The request
Lines that contain the string "rank" are to be copied; leave out all others.

____

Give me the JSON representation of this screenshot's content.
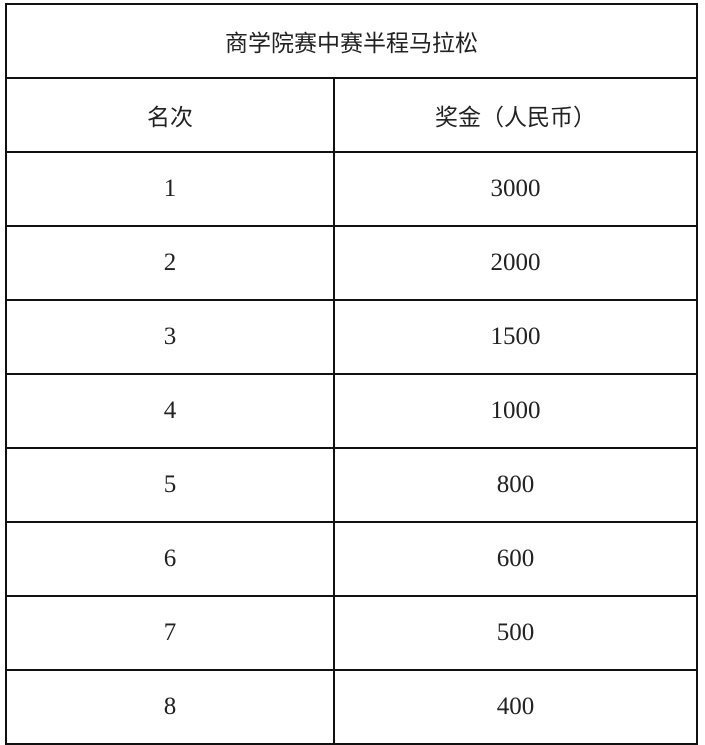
{
  "title": "商学院赛中赛半程马拉松",
  "headers": {
    "rank": "名次",
    "prize": "奖金（人民币）"
  },
  "rows": [
    {
      "rank": "1",
      "prize": "3000"
    },
    {
      "rank": "2",
      "prize": "2000"
    },
    {
      "rank": "3",
      "prize": "1500"
    },
    {
      "rank": "4",
      "prize": "1000"
    },
    {
      "rank": "5",
      "prize": "800"
    },
    {
      "rank": "6",
      "prize": "600"
    },
    {
      "rank": "7",
      "prize": "500"
    },
    {
      "rank": "8",
      "prize": "400"
    }
  ]
}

____

Exercise result
    "rank": "名次",
      "rank": "1",
      "rank": "2",
      "rank": "3",
      "rank": "4",
      "rank": "5",
      "rank": "6",
      "rank": "7",
      "rank": "8",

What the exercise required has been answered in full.